BEGIN EXTRACT TO READ

In my Internet trawling yesterday, I came across this Hathor Legacy post (background: The Hathor Legacy is a blog about female characters in media, including comics and the like) on the Neverwhere TV series.
The blogger, Jennifer Kesler, critiqued the female characters (Door and Hunter), noting that Gaiman as scriptwriter avoided all of the predictable pitfalls for writers of women, and many of the less predictable one. Her main complaint was that the female characters were othered–were portrayed as distant and unreadable. She made excellent points about the difference between the way male and female emotions are shown in literature, and noted that after all, men and women aren’t so different, and the best way to write the opposite gender is simply to write them as humans.
The comment thread, for once, is as good as the post. Neil Gaiman himself showed up to comment, and the author and several commenters discussed the pitfalls of extrapolating a critique of one of the author’s works to his entire oeuvre, especially when one hasn’t read every one of those works.

END EXTRACT TO READ

*SET TASK A:*
Reproduce the rows exactly, from the line with "city-label: München [880, 1644, 984, 1670]" to the line with "city-label: Saarbrücken [176, 1381, 320, 1407]".

BEGIN RECORD SET

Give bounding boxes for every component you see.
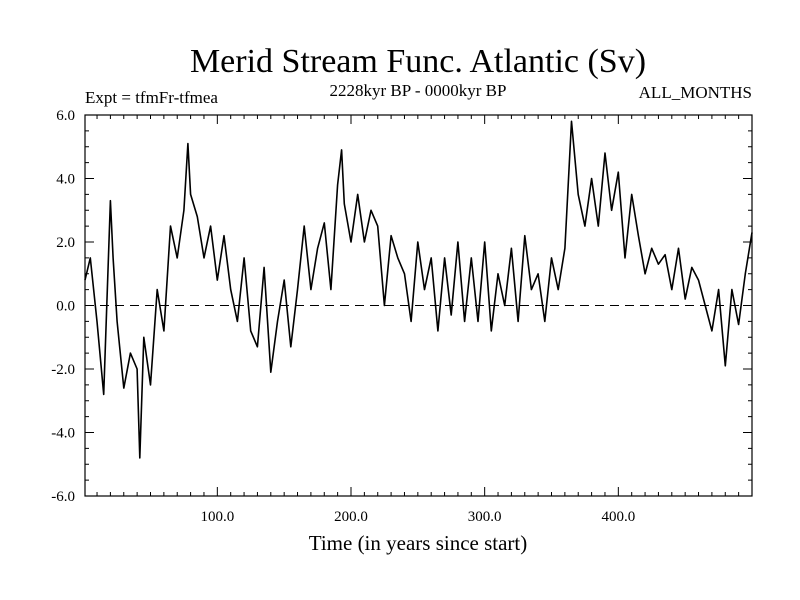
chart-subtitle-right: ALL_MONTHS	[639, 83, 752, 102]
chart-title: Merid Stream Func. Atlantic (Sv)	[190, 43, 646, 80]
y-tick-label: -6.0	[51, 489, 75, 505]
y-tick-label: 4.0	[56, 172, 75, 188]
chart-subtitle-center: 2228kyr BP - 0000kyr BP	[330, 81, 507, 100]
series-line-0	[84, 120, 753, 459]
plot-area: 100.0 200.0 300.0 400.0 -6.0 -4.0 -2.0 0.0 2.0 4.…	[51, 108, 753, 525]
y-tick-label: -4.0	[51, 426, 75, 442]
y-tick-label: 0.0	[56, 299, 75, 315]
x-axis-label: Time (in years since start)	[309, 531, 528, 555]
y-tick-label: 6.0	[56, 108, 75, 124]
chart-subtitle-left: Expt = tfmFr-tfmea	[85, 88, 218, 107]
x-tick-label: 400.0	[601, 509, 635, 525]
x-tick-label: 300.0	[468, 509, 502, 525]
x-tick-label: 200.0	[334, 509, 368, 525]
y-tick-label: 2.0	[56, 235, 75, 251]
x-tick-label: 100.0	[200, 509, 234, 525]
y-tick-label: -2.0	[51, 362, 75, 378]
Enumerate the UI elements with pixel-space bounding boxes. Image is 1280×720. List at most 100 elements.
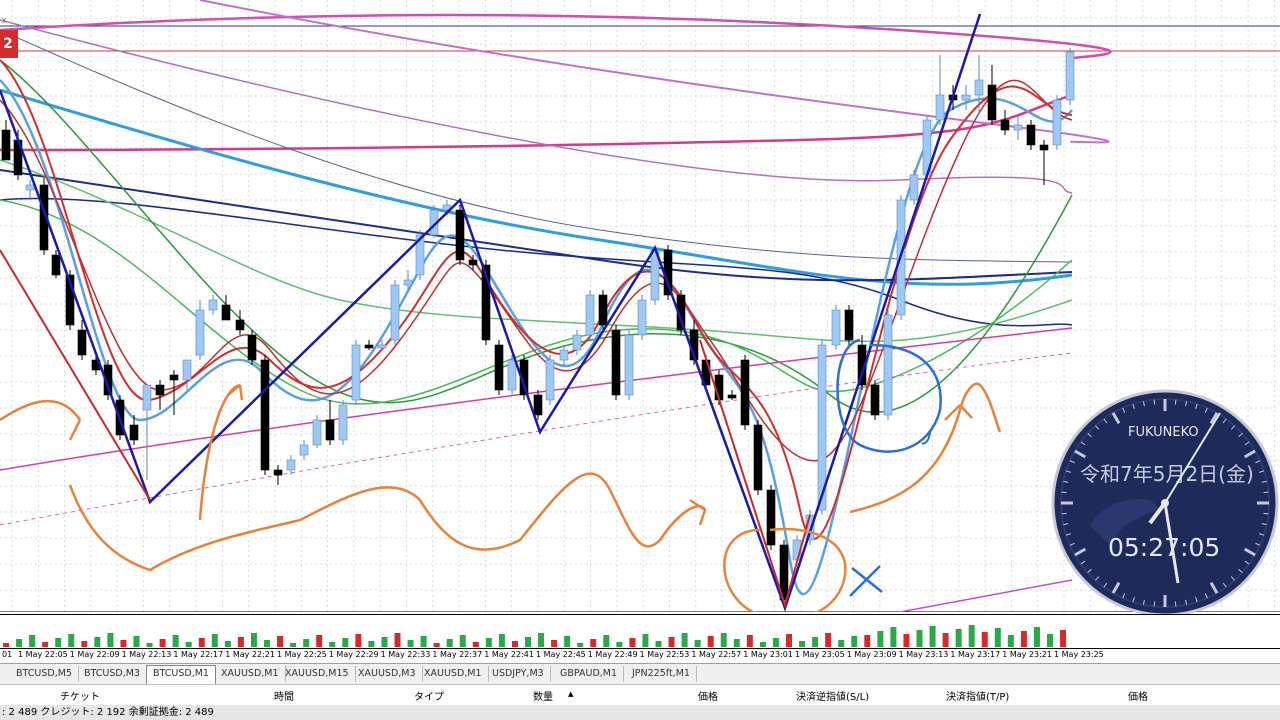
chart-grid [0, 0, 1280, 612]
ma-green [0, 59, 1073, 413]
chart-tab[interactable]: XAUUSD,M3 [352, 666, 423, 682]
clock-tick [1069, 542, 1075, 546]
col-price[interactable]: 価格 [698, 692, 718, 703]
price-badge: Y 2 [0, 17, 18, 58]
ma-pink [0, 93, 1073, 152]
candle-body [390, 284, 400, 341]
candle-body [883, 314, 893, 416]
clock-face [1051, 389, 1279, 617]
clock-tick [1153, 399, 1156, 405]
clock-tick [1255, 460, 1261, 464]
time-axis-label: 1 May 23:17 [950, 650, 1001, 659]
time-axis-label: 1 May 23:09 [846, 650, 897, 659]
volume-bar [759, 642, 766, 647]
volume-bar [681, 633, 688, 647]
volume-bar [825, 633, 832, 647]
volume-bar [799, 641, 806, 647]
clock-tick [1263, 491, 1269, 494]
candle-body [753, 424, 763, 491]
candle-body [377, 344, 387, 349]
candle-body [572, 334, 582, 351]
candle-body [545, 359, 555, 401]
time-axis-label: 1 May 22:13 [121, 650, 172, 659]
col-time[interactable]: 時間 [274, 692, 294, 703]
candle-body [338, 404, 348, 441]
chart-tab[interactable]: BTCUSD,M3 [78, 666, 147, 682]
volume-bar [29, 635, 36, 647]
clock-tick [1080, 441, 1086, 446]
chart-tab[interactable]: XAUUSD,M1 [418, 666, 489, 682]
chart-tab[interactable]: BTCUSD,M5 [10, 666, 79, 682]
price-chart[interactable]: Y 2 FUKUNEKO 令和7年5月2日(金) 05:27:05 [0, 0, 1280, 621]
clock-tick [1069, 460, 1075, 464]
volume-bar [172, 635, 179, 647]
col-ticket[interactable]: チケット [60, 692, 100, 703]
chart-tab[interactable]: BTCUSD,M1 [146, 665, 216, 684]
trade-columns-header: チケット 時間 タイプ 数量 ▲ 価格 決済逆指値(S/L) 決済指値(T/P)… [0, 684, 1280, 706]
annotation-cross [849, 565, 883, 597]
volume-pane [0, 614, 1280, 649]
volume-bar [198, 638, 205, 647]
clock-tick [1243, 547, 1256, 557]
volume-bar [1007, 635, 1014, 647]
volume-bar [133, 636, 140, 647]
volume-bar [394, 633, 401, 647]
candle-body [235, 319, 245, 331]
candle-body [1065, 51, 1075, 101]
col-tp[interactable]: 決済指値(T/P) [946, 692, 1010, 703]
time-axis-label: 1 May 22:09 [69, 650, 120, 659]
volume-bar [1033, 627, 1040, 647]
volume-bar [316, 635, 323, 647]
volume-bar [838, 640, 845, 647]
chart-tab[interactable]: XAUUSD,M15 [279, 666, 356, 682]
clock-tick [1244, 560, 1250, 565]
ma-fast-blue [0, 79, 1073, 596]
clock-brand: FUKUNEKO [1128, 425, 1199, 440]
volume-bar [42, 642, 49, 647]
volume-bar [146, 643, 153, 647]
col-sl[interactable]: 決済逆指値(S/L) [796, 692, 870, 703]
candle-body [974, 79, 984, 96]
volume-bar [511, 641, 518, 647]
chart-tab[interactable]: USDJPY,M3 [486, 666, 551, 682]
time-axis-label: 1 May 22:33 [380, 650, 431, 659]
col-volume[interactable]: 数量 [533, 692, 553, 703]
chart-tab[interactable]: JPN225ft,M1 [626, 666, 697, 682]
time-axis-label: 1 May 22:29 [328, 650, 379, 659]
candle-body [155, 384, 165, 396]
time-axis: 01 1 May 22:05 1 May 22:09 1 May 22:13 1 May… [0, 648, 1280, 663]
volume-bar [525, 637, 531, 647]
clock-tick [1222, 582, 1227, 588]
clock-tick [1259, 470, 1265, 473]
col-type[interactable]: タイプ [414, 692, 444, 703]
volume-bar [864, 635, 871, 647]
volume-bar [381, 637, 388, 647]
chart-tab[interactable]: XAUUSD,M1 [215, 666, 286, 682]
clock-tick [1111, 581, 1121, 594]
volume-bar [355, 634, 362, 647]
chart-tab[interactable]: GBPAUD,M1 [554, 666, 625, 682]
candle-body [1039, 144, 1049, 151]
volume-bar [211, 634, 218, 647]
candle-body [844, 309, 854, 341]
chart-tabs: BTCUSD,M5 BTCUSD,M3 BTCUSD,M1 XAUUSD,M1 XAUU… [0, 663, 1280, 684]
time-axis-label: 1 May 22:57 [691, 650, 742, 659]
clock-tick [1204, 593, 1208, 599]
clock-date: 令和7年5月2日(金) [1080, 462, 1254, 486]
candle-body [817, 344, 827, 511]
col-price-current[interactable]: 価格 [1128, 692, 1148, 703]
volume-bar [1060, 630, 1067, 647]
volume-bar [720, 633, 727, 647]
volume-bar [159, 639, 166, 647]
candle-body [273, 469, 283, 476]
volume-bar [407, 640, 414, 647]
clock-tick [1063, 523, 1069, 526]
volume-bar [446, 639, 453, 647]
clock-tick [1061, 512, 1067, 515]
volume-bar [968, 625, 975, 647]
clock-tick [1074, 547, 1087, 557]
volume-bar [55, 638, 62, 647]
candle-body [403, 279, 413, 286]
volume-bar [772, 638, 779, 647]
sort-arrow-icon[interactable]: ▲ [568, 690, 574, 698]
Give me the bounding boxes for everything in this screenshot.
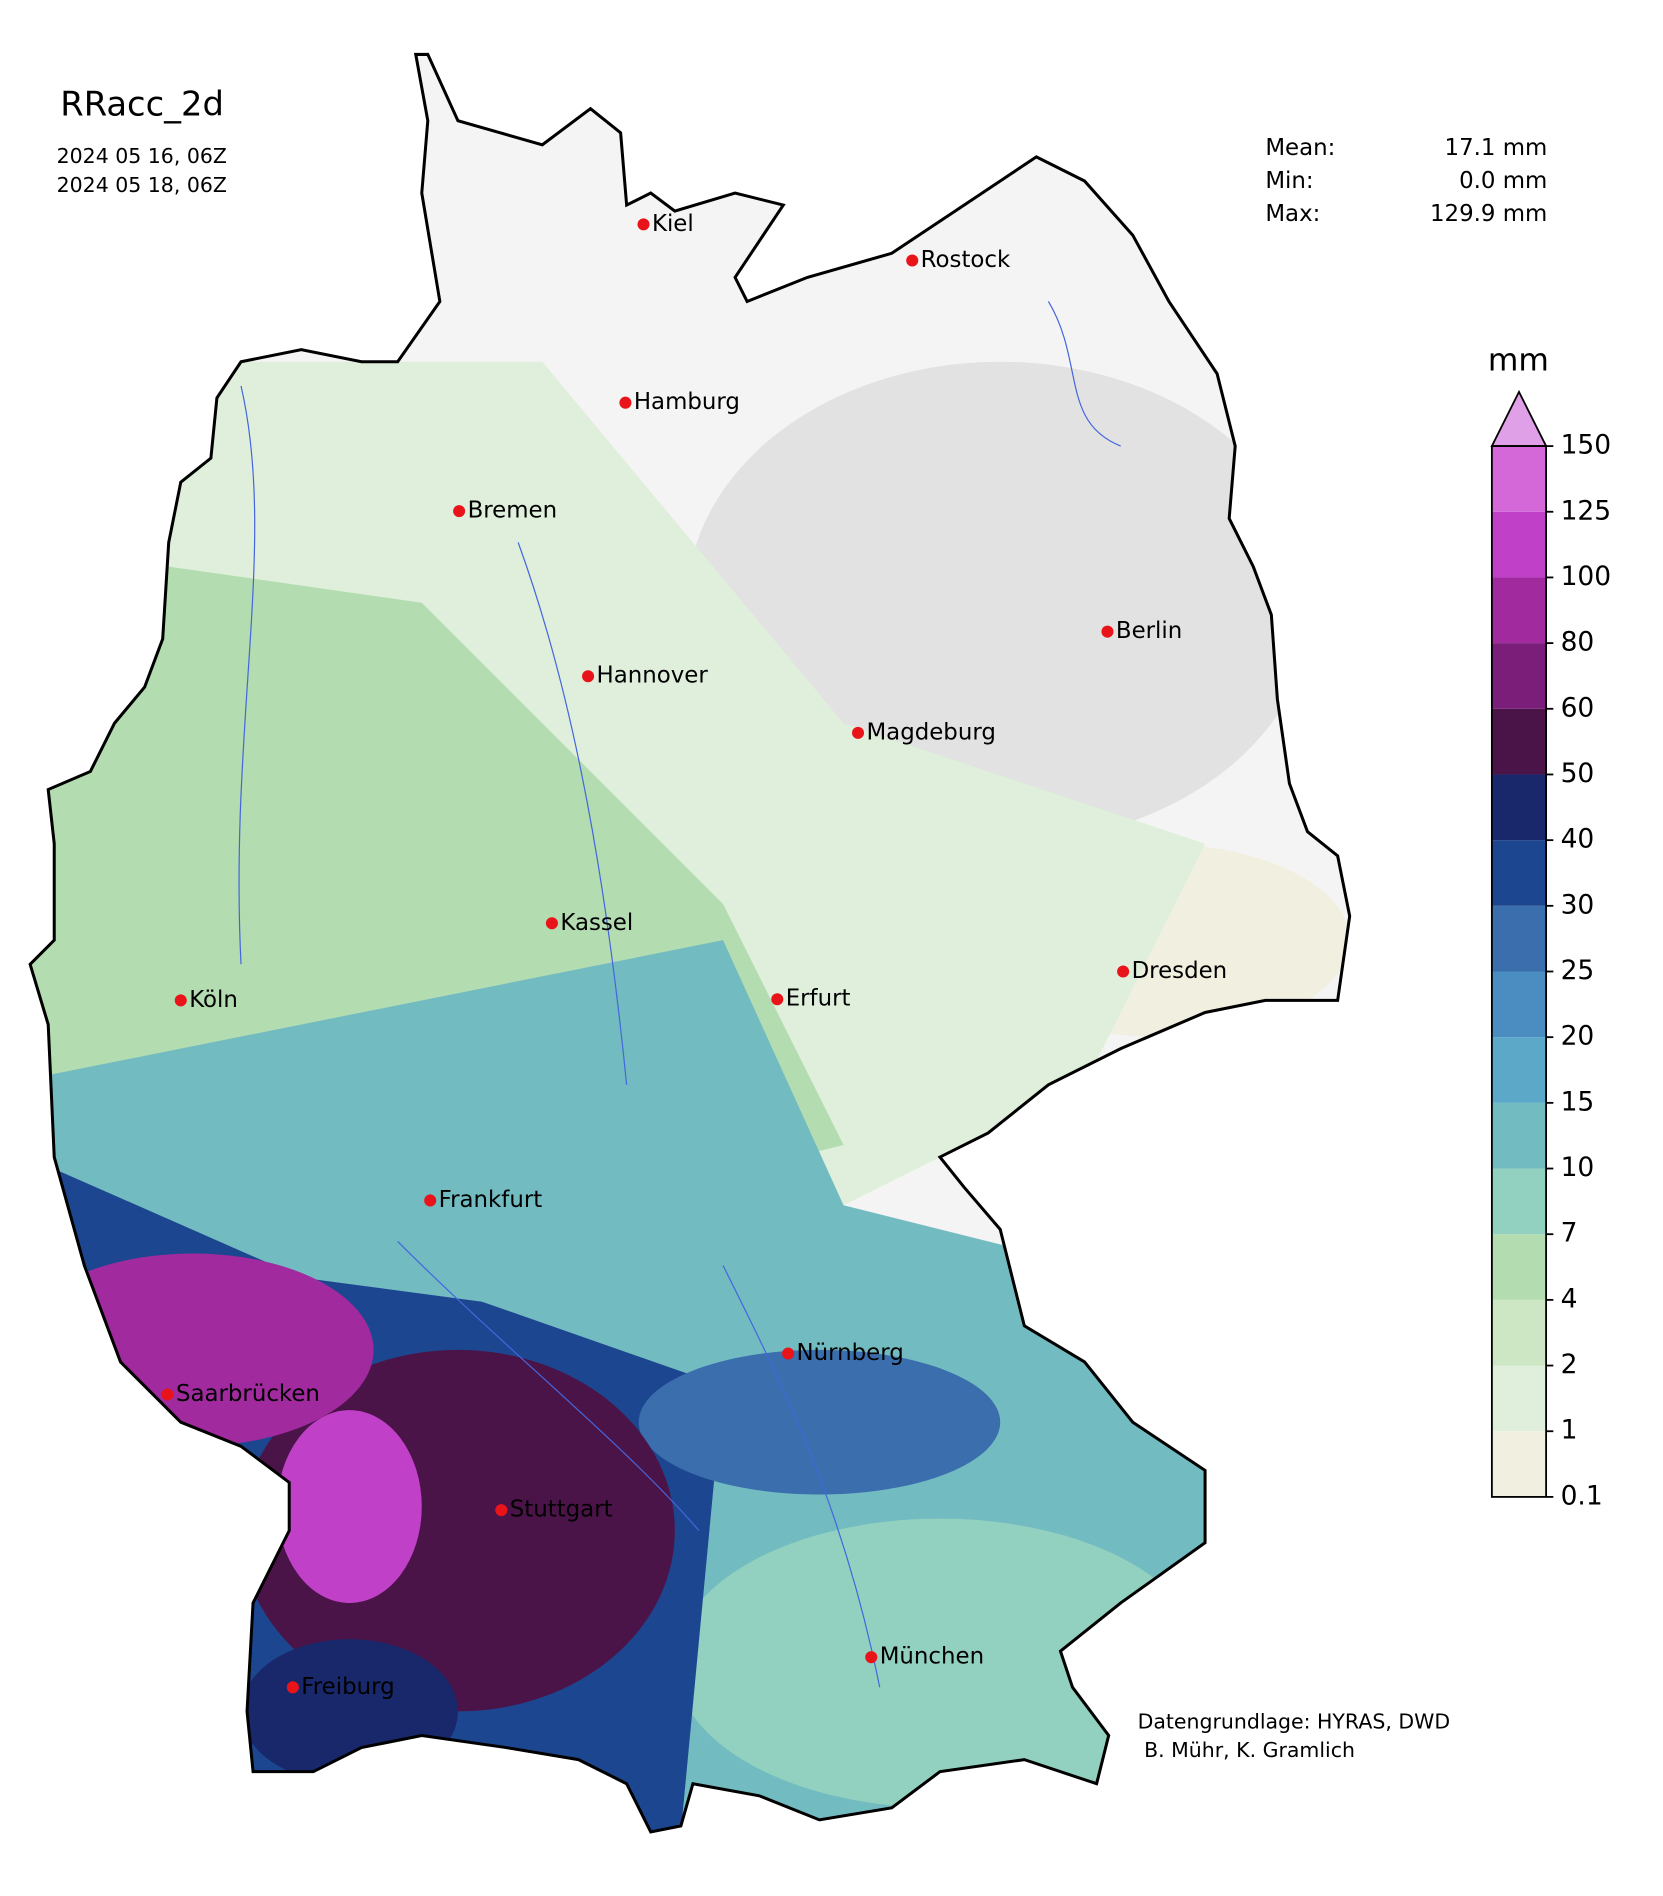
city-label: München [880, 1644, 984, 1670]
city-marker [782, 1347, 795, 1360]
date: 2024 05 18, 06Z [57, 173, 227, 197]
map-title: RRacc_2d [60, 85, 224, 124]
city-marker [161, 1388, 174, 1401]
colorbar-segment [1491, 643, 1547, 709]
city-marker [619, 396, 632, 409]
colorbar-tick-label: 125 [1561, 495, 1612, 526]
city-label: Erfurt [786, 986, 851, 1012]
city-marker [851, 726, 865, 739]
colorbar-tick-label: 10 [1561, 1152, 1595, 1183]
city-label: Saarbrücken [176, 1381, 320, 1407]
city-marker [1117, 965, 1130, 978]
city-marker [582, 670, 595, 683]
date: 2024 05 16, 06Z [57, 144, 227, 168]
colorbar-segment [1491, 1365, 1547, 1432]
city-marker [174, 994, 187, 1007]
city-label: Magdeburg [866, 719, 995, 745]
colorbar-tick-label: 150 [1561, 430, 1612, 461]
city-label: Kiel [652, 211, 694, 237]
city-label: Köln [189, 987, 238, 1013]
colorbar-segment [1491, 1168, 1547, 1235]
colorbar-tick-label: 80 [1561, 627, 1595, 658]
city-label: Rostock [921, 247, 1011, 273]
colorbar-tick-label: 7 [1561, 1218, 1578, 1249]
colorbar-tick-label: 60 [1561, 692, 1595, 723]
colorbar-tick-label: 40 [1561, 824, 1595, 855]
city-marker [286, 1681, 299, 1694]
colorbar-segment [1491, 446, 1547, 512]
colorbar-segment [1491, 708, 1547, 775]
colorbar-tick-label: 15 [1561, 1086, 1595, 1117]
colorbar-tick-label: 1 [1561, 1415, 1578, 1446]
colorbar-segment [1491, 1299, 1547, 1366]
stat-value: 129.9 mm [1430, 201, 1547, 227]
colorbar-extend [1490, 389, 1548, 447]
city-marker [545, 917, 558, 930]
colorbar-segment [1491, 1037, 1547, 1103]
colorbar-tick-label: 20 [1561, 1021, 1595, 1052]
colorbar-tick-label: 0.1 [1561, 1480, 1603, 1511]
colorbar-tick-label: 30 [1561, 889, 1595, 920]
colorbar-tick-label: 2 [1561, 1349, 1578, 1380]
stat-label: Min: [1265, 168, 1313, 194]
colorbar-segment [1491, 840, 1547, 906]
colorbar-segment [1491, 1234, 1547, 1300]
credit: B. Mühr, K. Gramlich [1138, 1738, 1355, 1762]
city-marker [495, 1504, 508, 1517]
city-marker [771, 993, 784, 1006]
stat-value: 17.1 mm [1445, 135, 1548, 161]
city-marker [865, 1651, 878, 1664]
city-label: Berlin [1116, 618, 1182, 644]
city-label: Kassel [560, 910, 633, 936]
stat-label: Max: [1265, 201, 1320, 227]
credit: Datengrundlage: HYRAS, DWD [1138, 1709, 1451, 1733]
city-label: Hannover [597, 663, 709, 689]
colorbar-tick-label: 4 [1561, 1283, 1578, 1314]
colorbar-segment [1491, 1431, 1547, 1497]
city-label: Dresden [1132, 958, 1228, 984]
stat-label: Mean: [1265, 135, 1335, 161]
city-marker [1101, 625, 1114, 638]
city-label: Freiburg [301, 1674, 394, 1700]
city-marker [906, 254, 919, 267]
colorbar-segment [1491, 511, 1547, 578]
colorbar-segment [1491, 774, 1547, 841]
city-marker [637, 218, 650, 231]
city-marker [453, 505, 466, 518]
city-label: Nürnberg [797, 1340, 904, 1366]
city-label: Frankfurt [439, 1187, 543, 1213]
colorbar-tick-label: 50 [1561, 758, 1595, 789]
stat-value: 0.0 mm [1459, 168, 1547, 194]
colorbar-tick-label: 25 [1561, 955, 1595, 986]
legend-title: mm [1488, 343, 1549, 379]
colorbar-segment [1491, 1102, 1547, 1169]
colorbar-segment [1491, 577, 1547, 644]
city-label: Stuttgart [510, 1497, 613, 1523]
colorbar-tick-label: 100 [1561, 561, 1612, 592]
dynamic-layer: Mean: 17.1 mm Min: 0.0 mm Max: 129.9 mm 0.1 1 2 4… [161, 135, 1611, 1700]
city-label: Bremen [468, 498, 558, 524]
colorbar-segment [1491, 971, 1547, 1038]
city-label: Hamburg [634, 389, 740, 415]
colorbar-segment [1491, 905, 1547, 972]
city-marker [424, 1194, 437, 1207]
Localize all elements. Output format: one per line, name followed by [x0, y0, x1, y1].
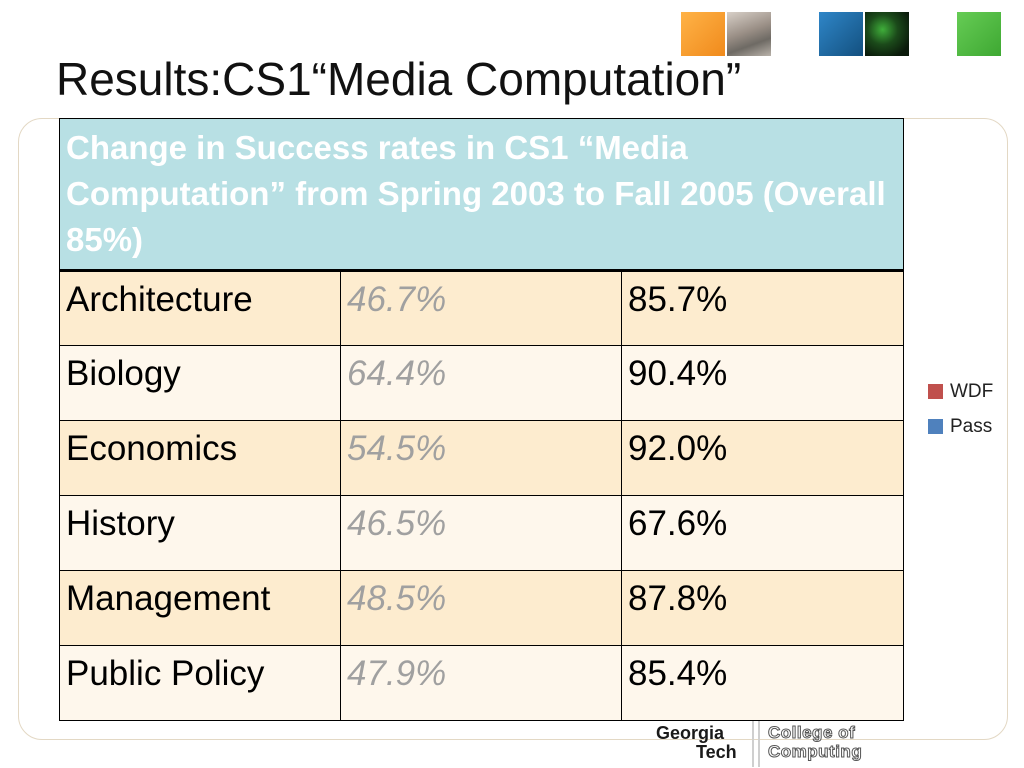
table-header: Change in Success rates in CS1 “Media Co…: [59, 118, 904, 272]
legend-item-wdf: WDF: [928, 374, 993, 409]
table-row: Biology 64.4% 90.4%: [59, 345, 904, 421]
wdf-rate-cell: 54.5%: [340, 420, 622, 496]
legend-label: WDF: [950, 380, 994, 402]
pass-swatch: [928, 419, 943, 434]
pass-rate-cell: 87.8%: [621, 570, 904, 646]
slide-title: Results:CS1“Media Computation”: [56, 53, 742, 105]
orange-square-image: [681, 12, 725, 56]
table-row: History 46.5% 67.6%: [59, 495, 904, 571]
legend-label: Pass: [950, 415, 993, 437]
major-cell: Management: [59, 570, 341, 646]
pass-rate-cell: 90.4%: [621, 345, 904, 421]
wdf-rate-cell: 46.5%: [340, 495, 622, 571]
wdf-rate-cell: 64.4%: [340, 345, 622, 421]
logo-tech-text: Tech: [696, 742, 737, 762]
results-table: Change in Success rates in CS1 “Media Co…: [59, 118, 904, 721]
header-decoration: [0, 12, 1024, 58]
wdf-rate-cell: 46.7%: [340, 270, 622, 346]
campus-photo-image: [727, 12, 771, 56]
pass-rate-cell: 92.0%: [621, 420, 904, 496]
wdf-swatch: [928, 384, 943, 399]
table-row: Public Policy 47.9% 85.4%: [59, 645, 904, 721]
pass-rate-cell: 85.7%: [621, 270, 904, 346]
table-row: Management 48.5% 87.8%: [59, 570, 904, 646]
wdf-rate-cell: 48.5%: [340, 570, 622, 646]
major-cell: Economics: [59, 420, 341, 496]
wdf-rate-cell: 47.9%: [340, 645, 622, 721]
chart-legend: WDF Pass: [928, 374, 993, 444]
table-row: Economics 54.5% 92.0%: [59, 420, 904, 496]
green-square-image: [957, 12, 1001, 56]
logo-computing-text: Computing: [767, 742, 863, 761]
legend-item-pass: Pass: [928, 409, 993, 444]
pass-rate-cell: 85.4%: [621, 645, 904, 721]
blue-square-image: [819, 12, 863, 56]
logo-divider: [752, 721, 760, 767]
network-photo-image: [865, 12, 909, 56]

END RECORD SET

*SET TASK B:*
Write out the entire blog post about the Neverwhere critique exactly as it appears, without changes.

*WRITTEN RESPONSE A:*
city-label: München [880, 1644, 984, 1670]
city-marker [782, 1347, 795, 1360]
date: 2024 05 18, 06Z [57, 173, 227, 197]
map-title: RRacc_2d [60, 85, 224, 124]
city-marker [161, 1388, 174, 1401]
colorbar-segment [1491, 643, 1547, 709]
city-marker [619, 396, 632, 409]
colorbar-tick-label: 125 [1561, 495, 1612, 526]
city-label: Erfurt [786, 986, 851, 1012]
city-marker [851, 726, 865, 739]
colorbar-tick-label: 10 [1561, 1152, 1595, 1183]
city-label: Saarbrücken [176, 1381, 320, 1407]

*WRITTEN RESPONSE B:*
In my Internet trawling yesterday, I came across this Hathor Legacy post (background: The Hathor Legacy is a blog about female characters in media, including comics and the like) on the Neverwhere TV series.
The blogger, Jennifer Kesler, critiqued the female characters (Door and Hunter), noting that Gaiman as scriptwriter avoided all of the predictable pitfalls for writers of women, and many of the less predictable one. Her main complaint was that the female characters were othered–were portrayed as distant and unreadable. She made excellent points about the difference between the way male and female emotions are shown in literature, and noted that after all, men and women aren’t so different, and the best way to write the opposite gender is simply to write them as humans.
The comment thread, for once, is as good as the post. Neil Gaiman himself showed up to comment, and the author and several commenters discussed the pitfalls of extrapolating a critique of one of the author’s works to his entire oeuvre, especially when one hasn’t read every one of those works.